Saved entries
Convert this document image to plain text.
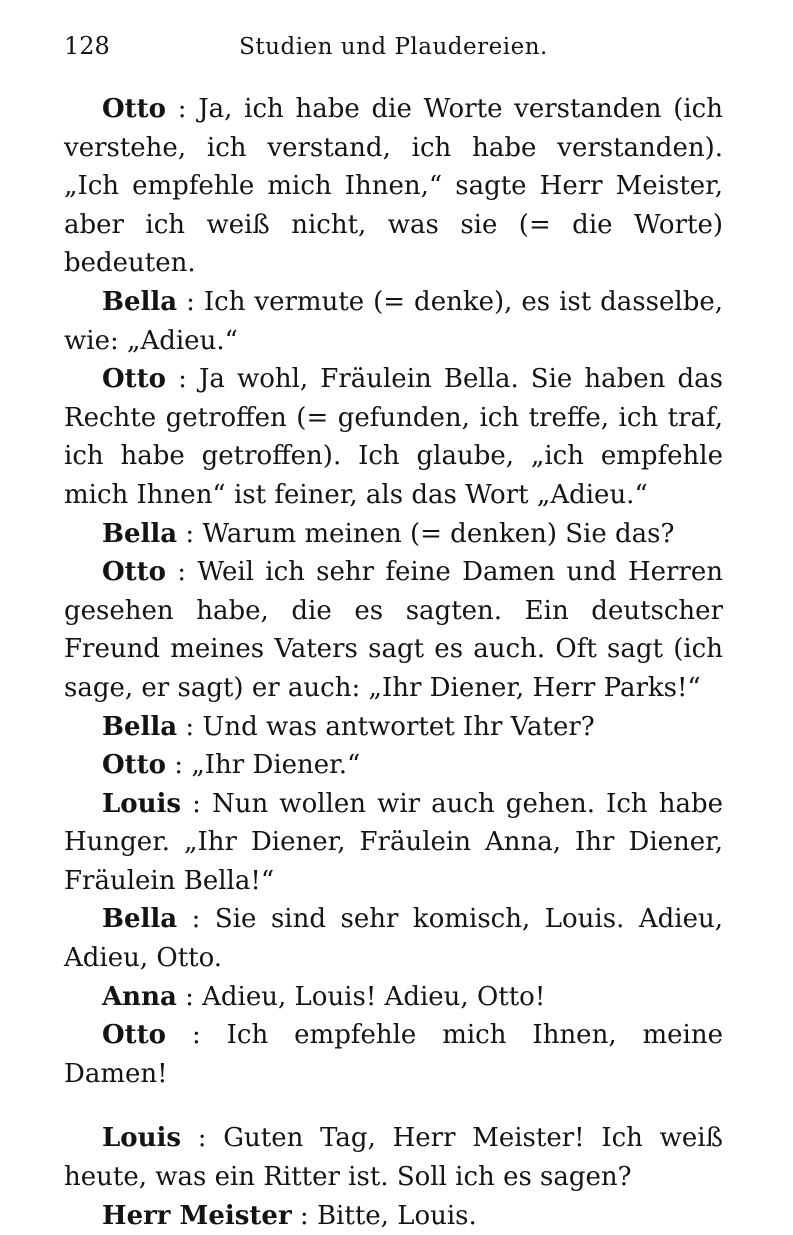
128	Studien und Plaudereien.

Otto : Ja, ich habe die Worte verstanden (ich verstehe, ich verstand, ich habe verstanden). „Ich empfehle mich Ihnen,“ sagte Herr Meister, aber ich weiß nicht, was sie (= die Worte) bedeuten.

Bella : Ich vermute (= denke), es ist dasselbe, wie: „Adieu.“

Otto : Ja wohl, Fräulein Bella. Sie haben das Rechte getroffen (= gefunden, ich treffe, ich traf, ich habe getroffen). Ich glaube, „ich empfehle mich Ihnen“ ist feiner, als das Wort „Adieu.“

Bella : Warum meinen (= denken) Sie das?

Otto : Weil ich sehr feine Damen und Herren gesehen habe, die es sagten. Ein deutscher Freund meines Vaters sagt es auch. Oft sagt (ich sage, er sagt) er auch: „Ihr Diener, Herr Parks!“

Bella : Und was antwortet Ihr Vater?

Otto : „Ihr Diener.“

Louis : Nun wollen wir auch gehen. Ich habe Hunger. „Ihr Diener, Fräulein Anna, Ihr Diener, Fräulein Bella!“

Bella : Sie sind sehr komisch, Louis. Adieu, Adieu, Otto.

Anna : Adieu, Louis! Adieu, Otto!

Otto : Ich empfehle mich Ihnen, meine Damen!

Louis : Guten Tag, Herr Meister! Ich weiß heute, was ein Ritter ist. Soll ich es sagen?

Herr Meister : Bitte, Louis.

» PROBLEM STATEMENT
Images do not belong in the copy; reproduce all other parts of the records above verbatim.

» EXPECTED ANSWER
Convert this document image to plain text.
128	Studien und Plaudereien.

Otto : Ja, ich habe die Worte verstanden (ich verstehe, ich verstand, ich habe verstanden). „Ich empfehle mich Ihnen,“ sagte Herr Meister, aber ich weiß nicht, was sie (= die Worte) bedeuten.

Bella : Ich vermute (= denke), es ist dasselbe, wie: „Adieu.“

Otto : Ja wohl, Fräulein Bella. Sie haben das Rechte getroffen (= gefunden, ich treffe, ich traf, ich habe getroffen). Ich glaube, „ich empfehle mich Ihnen“ ist feiner, als das Wort „Adieu.“

Bella : Warum meinen (= denken) Sie das?

Otto : Weil ich sehr feine Damen und Herren gesehen habe, die es sagten. Ein deutscher Freund meines Vaters sagt es auch. Oft sagt (ich sage, er sagt) er auch: „Ihr Diener, Herr Parks!“

Bella : Und was antwortet Ihr Vater?

Otto : „Ihr Diener.“

Louis : Nun wollen wir auch gehen. Ich habe Hunger. „Ihr Diener, Fräulein Anna, Ihr Diener, Fräulein Bella!“

Bella : Sie sind sehr komisch, Louis. Adieu, Adieu, Otto.

Anna : Adieu, Louis! Adieu, Otto!

Otto : Ich empfehle mich Ihnen, meine Damen!

Louis : Guten Tag, Herr Meister! Ich weiß heute, was ein Ritter ist. Soll ich es sagen?

Herr Meister : Bitte, Louis.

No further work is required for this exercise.